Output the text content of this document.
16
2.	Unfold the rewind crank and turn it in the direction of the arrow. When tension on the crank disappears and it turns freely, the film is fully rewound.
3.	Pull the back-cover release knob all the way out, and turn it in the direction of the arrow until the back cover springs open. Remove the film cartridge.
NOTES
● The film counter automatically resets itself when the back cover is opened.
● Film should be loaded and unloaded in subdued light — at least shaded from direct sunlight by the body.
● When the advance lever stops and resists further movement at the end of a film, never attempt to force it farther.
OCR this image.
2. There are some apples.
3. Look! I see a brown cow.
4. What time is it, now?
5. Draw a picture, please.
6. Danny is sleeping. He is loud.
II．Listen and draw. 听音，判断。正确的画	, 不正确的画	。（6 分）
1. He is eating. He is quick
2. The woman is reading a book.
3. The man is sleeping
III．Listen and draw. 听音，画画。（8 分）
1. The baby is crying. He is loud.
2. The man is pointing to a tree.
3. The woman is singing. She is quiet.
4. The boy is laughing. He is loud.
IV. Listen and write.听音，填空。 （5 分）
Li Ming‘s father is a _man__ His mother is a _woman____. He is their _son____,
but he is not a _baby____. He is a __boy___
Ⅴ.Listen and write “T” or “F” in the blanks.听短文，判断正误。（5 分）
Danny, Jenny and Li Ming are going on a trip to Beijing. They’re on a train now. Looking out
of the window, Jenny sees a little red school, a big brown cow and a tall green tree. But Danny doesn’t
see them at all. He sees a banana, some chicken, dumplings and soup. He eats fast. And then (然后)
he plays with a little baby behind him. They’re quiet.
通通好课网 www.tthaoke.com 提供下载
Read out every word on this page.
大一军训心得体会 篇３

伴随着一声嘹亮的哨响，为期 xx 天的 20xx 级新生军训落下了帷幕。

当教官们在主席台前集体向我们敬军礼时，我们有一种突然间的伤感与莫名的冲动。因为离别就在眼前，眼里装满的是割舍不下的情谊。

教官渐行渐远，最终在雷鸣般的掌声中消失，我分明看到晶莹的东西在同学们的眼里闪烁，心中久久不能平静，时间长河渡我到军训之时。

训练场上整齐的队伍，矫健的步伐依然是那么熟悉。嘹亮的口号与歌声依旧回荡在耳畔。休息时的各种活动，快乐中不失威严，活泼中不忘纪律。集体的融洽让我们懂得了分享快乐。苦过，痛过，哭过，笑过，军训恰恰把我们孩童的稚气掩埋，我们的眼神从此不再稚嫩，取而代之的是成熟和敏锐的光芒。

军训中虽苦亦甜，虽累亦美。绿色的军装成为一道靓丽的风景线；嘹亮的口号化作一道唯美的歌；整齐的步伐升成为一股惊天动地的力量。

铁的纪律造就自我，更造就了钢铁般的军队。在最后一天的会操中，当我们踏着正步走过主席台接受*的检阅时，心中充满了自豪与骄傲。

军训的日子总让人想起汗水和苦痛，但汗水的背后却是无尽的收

================

TASK REQUIREMENTS: Above are entries; state the number of lines among them that contain "loud", and nothing else.

SOLUTION FOR THIS TASK: 3